BEGIN Exercise text

Did you hear that NPR piece with the Australian (New Zealand?) guy talking about sortition? (To learn more about it, I initially Googled “sautition” because of that adorable accent.)
Anyway, turns out sortition is a political tool that was used in some ancient Greek city states, including Athens, the birthplace of authentic democracy. Sortition involves choosing representatives randomly, rather than via election. It allows for genuine representation, so the random selection of officials can mirror the society represented—e.g., a given political body could, through sortition, include half men, half women; old people and young people; people of various ethnicities, religions, and races. Because of its randomness, a political decision-making body might end up including a poet, a janitor, a retired real estate broker, an arborist, a tattoo artist, a mariner, an exotic dancer, a flautist with the symphony orchestra, a driving instructor, an Episcopalian priest, a dog walker, and a professional surfer. Amen! Given our country’s current feud mentality, it can only be a good thing to get different kinds of people talking and listening to each other.
Here are some advantages of sortition, as I see them, and a couple of concerns:
1. Campaign financing is no longer an issue because you do away with campaigns. Hallelujah!
2. Has anybody else been horrified and nauseated by the role of the electoral college, e.g., in the 2000 election, and the role of Democratic superdelegates, e.g., in the 2016 election? I mean, really, what is the point of voting, if we’re merely children who need the authoritative, Big Daddy oversight of the electoral college and the superdelegates to make sure we get things right? Sortition flips the bird at the electoral college and back room superdelegate collection, and maybe, moves us three giant steps closer to something one might actually, reasonably call democracy. According to The New York Times, superdelegates’ superpowers have been curtailed (though not completely eliminated) since the fiasco of the 2016 election, but still. https://www.nytimes.com/2018/07/11/us/politics/superdelegates-democratic-party.html
3. One of the Philosophy Talk hosts said on the radio the other day that Congressional representatives spend half of every workweek raising funds for re-election. Sortition would do away with that, so Congressional representatives could devote their whole workweek to developing creative solutions and bold, meaningful initiatives that make life better for all Americans instead of blowing smoke up the heinies of the rich and famous. (Here’s a link to a transcript of a This American Life episode that outlines the incredible amount of time congresspeople spend fundraising, and the effects on our political system: https://www.thisamericanlife.org/461/transcript)
4. For most of my adult life, I typically have not seen my ideas or values “represented” by my “representatives.” As a person who desires radical protection for the natural world; who favors a revamped understanding of what we mean by and want from education; and who believes work as we’ve conceived it is killing many of us—and thus needs revisiting—I am unrepresented. I suspect there are others like me who feel similarly.
5. Sortition potentially provides some airplay for the most important kind of diversity—diversity of opinion. Did you know that all nine Supreme Court justices attended either Harvard or Yale Law School? If you accept the idea that institutions of higher learning have their own cultures, and that attendees of those institutions, at least to some degree, become inculcated in those cultures, that suggests an unfortunately high degree of cultural homogeneity that our Supreme Court brings to bear on issues that affect our whole country, with its broad geographic, cultural, and socioeconomic diversity. (I’m not suggesting that we use sortition to choose Supreme Court justices. Rather, I am making a point about the unfortunate sameness, in one important respect, of people who hold positions of great influence and power in our country.) Let’s really get the party started—with a broad, respectful conversation that includes many, diverse opinions. Maybe sortition could help nudge us in that direction.

END Exercise text

### Your goal:
Rewrite the passage of the sortition text from "Here are some" up to and including "with campaigns. Hallelujah!", replacing "Hallelujah" with "Hooray".

BEGIN Extracted material

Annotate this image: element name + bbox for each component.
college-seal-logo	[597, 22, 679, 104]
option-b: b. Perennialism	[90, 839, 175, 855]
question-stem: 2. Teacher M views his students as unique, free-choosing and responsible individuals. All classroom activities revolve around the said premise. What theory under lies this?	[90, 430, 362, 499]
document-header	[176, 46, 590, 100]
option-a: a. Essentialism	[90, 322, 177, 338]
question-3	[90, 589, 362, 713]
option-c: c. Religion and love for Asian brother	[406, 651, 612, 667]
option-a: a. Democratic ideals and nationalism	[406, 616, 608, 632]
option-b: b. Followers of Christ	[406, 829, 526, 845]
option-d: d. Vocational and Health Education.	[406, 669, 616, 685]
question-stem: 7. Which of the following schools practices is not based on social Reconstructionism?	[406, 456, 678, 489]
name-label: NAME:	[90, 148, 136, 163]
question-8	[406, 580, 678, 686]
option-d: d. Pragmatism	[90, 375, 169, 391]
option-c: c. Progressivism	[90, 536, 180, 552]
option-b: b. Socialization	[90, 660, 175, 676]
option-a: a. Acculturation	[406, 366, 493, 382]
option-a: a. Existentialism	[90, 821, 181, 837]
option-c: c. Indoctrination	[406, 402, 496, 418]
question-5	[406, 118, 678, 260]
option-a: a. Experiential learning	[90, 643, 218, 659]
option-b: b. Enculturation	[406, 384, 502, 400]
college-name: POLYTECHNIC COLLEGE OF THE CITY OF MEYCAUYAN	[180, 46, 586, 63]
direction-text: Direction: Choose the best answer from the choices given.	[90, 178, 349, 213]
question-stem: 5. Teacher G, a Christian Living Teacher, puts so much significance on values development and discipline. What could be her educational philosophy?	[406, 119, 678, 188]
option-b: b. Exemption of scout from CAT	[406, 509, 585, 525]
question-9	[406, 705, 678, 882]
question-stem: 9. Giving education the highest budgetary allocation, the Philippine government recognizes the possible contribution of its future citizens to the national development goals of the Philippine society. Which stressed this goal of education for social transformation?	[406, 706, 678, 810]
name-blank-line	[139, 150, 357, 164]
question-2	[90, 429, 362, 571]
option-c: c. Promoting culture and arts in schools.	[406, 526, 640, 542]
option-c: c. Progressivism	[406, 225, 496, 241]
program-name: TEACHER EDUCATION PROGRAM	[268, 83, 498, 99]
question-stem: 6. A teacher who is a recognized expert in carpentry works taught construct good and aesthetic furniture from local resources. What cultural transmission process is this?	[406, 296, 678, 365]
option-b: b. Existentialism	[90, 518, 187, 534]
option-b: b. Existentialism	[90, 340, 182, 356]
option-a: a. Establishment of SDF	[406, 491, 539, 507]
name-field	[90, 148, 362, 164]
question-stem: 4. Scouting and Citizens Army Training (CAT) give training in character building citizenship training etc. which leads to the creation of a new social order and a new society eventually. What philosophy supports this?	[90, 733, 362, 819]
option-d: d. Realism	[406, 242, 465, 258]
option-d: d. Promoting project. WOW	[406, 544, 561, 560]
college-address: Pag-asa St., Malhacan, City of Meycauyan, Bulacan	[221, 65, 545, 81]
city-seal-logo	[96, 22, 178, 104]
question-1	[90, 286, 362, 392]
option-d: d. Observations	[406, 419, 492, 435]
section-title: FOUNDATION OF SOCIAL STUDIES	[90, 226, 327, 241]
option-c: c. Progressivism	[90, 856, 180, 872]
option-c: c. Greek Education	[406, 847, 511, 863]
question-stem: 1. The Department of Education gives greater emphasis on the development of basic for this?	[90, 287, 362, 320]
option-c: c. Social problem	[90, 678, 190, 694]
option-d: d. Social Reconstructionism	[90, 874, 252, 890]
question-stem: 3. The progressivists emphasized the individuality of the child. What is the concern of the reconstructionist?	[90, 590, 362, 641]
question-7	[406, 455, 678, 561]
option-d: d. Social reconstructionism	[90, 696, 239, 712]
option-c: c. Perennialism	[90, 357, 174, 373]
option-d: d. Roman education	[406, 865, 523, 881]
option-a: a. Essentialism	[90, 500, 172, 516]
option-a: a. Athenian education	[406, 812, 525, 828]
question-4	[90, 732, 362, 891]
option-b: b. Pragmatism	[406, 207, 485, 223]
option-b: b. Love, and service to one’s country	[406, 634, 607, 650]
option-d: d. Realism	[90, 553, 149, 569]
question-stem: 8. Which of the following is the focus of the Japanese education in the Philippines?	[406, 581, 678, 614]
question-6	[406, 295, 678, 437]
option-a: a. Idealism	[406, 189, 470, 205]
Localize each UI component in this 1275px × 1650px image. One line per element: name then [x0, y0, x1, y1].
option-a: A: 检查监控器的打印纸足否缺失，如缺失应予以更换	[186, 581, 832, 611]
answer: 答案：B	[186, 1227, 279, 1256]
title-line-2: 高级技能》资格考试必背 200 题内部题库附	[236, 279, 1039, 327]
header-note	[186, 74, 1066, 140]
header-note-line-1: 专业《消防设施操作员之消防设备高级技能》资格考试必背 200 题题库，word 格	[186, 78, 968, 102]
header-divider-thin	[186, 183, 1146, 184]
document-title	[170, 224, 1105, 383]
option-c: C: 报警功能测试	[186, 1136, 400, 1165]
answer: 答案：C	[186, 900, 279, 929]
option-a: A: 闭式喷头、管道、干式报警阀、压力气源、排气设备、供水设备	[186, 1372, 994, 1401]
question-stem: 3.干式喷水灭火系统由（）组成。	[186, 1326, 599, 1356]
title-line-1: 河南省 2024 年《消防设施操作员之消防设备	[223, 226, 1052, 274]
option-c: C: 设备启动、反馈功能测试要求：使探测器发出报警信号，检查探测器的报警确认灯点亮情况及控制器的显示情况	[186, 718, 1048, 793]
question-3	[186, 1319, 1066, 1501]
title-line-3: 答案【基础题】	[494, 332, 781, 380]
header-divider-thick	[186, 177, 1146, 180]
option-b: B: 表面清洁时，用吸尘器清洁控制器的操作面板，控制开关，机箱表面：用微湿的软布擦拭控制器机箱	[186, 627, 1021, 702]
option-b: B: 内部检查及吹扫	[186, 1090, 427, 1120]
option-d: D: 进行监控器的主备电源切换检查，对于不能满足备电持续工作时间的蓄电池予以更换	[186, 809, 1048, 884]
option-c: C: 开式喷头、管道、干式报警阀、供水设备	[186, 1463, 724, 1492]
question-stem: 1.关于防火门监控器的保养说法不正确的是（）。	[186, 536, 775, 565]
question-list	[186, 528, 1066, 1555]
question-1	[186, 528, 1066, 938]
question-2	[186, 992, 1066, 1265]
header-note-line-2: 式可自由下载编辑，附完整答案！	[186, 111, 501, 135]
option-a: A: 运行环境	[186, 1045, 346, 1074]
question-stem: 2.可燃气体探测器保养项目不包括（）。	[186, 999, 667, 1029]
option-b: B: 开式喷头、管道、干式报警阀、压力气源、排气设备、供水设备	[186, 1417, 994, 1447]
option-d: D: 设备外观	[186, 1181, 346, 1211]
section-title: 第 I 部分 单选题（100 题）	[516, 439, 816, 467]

END Extracted material

### Solution to the problem:
Here are some advantages of sortition, as I see them, and a couple of concerns:
1. Campaign financing is no longer an issue because you do away with campaigns. Hooray!